::: DATA IN THIS EXERCISE :::

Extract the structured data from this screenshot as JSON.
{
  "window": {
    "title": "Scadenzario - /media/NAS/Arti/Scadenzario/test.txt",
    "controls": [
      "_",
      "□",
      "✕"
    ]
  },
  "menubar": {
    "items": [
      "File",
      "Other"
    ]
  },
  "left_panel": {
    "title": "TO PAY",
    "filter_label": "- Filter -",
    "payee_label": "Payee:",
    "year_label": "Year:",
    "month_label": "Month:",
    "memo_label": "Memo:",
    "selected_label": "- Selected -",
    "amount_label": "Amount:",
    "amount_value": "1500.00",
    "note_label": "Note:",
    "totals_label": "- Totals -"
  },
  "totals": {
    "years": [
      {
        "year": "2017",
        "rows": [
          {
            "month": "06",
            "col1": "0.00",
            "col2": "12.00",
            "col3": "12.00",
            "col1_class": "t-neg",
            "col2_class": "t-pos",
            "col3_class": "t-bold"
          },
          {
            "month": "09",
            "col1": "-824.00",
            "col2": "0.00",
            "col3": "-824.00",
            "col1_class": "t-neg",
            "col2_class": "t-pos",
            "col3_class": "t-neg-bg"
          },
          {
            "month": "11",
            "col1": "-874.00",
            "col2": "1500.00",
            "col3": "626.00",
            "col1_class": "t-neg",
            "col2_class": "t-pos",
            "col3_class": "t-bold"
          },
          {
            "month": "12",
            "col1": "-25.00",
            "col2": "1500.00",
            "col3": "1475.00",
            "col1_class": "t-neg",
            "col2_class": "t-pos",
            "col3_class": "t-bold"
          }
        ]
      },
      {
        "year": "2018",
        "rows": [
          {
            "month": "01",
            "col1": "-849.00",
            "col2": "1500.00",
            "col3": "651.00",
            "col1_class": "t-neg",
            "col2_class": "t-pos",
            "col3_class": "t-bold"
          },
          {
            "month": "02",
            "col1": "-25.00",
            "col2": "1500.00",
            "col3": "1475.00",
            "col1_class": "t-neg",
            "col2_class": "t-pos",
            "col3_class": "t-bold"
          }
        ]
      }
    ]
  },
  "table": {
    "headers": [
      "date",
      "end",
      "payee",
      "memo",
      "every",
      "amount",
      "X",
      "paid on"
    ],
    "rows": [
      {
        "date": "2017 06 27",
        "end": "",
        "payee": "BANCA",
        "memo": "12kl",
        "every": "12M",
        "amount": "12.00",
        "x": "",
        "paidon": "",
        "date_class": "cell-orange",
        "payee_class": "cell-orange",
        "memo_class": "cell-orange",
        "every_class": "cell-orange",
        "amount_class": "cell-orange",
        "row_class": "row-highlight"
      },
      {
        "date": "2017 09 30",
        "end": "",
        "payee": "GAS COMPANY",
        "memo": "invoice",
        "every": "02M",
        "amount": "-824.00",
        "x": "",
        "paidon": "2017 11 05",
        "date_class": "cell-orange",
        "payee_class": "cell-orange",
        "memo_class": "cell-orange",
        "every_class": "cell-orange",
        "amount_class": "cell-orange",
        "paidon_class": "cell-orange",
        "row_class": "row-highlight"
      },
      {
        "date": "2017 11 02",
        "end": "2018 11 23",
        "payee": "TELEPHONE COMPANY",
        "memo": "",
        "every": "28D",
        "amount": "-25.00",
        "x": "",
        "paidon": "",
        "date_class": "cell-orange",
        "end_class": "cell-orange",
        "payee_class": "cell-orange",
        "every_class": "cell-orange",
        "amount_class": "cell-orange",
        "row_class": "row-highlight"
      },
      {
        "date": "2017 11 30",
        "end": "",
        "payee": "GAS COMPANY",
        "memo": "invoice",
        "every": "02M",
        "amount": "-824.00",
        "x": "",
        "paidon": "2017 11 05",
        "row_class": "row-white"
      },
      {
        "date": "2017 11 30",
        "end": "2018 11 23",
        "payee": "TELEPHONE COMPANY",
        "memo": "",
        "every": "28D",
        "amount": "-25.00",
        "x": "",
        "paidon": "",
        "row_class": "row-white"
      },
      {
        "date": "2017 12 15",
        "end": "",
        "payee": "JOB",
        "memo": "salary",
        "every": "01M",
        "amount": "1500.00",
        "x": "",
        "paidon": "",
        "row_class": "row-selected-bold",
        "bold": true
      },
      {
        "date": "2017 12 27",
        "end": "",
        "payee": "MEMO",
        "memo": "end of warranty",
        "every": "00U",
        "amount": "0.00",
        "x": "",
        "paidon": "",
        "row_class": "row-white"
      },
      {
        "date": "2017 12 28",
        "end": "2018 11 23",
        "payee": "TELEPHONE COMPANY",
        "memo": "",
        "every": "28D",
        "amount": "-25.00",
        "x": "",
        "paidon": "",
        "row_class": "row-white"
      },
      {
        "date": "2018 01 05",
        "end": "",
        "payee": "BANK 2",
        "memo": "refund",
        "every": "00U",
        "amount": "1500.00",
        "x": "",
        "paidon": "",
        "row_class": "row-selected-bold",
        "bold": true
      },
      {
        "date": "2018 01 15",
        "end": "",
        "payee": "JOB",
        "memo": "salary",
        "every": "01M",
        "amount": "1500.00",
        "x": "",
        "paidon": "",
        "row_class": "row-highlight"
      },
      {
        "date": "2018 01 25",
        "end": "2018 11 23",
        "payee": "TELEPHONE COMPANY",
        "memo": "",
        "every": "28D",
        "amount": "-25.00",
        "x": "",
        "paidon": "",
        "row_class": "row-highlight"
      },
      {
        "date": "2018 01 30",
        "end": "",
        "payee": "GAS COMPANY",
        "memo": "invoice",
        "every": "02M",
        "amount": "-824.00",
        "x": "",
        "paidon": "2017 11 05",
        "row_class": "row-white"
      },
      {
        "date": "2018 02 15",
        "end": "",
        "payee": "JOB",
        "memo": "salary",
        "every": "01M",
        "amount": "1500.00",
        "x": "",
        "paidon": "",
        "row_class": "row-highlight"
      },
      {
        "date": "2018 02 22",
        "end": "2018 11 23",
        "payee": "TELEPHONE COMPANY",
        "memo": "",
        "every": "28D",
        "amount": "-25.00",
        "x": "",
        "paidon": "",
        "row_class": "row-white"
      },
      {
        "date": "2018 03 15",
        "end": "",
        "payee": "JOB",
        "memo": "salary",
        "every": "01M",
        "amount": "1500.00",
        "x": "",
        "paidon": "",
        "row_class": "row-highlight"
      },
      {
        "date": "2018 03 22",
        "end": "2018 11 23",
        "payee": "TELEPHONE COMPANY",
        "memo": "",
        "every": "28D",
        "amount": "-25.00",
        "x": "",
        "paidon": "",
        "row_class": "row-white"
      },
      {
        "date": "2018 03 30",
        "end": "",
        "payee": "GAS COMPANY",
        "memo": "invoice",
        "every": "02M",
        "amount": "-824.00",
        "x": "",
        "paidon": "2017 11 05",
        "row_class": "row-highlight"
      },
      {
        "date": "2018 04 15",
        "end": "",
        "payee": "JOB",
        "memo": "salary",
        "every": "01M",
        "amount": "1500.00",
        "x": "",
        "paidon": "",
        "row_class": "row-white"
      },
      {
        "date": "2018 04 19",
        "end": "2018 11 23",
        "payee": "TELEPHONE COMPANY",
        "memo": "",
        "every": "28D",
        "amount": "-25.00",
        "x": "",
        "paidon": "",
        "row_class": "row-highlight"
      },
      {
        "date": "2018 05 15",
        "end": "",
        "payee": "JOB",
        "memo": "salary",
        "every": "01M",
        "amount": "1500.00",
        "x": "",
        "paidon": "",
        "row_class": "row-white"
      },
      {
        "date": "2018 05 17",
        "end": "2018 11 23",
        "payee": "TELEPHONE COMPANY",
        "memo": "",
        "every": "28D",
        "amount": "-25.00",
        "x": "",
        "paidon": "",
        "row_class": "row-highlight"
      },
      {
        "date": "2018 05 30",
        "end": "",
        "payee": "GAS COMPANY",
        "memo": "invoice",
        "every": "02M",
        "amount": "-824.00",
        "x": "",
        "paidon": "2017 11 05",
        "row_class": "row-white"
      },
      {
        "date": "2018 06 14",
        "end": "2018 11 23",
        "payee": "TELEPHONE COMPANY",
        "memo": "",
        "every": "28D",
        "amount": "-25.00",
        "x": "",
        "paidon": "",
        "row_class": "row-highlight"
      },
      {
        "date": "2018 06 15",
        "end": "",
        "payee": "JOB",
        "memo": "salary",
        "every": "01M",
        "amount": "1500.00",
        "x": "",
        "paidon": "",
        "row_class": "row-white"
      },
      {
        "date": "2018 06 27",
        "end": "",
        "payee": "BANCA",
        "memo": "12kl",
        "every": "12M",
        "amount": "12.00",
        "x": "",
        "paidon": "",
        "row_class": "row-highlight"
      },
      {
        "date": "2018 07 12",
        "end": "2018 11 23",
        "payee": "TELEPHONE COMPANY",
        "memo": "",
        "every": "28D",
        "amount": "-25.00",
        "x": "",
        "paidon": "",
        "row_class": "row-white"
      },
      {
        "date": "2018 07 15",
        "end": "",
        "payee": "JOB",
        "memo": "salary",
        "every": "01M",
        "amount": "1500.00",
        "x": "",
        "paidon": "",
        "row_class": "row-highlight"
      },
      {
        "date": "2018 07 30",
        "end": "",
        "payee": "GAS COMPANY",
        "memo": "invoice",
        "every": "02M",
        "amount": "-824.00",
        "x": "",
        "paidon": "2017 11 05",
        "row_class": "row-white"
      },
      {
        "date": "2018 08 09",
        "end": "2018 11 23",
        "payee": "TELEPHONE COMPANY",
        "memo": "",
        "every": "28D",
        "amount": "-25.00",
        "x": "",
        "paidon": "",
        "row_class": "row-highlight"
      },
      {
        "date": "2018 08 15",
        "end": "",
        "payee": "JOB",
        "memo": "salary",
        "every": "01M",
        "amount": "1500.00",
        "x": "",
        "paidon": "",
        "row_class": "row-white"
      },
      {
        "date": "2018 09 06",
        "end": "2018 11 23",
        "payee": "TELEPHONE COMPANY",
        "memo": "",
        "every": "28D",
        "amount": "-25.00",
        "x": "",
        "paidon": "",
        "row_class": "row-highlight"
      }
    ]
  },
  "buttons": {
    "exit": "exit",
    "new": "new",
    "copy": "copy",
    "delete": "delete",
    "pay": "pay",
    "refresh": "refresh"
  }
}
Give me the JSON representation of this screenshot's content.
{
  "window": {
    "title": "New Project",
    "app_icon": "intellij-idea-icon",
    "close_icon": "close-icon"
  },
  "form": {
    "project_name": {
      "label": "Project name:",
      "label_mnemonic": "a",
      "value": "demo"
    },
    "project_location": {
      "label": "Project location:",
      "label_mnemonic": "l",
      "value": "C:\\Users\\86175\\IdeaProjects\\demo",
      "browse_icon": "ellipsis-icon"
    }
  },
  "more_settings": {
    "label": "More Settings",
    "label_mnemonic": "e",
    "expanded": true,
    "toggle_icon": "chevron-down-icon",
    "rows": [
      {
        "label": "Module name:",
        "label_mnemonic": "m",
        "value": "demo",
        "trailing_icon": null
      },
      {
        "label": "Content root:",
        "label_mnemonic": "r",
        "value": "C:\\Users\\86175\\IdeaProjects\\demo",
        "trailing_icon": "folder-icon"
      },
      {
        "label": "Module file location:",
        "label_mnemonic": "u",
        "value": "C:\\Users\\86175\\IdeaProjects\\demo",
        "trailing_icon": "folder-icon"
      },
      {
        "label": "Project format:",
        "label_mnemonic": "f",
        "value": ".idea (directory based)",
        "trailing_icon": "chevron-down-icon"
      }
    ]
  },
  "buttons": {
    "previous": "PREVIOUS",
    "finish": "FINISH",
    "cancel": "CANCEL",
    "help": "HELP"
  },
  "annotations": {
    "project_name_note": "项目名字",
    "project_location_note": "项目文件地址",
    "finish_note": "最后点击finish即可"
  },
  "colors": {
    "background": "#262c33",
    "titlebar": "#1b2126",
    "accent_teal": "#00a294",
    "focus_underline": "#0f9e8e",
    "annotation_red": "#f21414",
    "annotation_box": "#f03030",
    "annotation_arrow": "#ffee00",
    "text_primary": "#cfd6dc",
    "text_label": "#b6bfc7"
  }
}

:::

> _WORK INSTRUCTIONS_: Take the line with "Give me the" and all lines after it through the end of the records, and write them out exactly; include nothing else.

> _THE ANSWER_:
Give me the JSON representation of this screenshot's content.
{
  "window": {
    "title": "New Project",
    "app_icon": "intellij-idea-icon",
    "close_icon": "close-icon"
  },
  "form": {
    "project_name": {
      "label": "Project name:",
      "label_mnemonic": "a",
      "value": "demo"
    },
    "project_location": {
      "label": "Project location:",
      "label_mnemonic": "l",
      "value": "C:\\Users\\86175\\IdeaProjects\\demo",
      "browse_icon": "ellipsis-icon"
    }
  },
  "more_settings": {
    "label": "More Settings",
    "label_mnemonic": "e",
    "expanded": true,
    "toggle_icon": "chevron-down-icon",
    "rows": [
      {
        "label": "Module name:",
        "label_mnemonic": "m",
        "value": "demo",
        "trailing_icon": null
      },
      {
        "label": "Content root:",
        "label_mnemonic": "r",
        "value": "C:\\Users\\86175\\IdeaProjects\\demo",
        "trailing_icon": "folder-icon"
      },
      {
        "label": "Module file location:",
        "label_mnemonic": "u",
        "value": "C:\\Users\\86175\\IdeaProjects\\demo",
        "trailing_icon": "folder-icon"
      },
      {
        "label": "Project format:",
        "label_mnemonic": "f",
        "value": ".idea (directory based)",
        "trailing_icon": "chevron-down-icon"
      }
    ]
  },
  "buttons": {
    "previous": "PREVIOUS",
    "finish": "FINISH",
    "cancel": "CANCEL",
    "help": "HELP"
  },
  "annotations": {
    "project_name_note": "项目名字",
    "project_location_note": "项目文件地址",
    "finish_note": "最后点击finish即可"
  },
  "colors": {
    "background": "#262c33",
    "titlebar": "#1b2126",
    "accent_teal": "#00a294",
    "focus_underline": "#0f9e8e",
    "annotation_red": "#f21414",
    "annotation_box": "#f03030",
    "annotation_arrow": "#ffee00",
    "text_primary": "#cfd6dc",
    "text_label": "#b6bfc7"
  }
}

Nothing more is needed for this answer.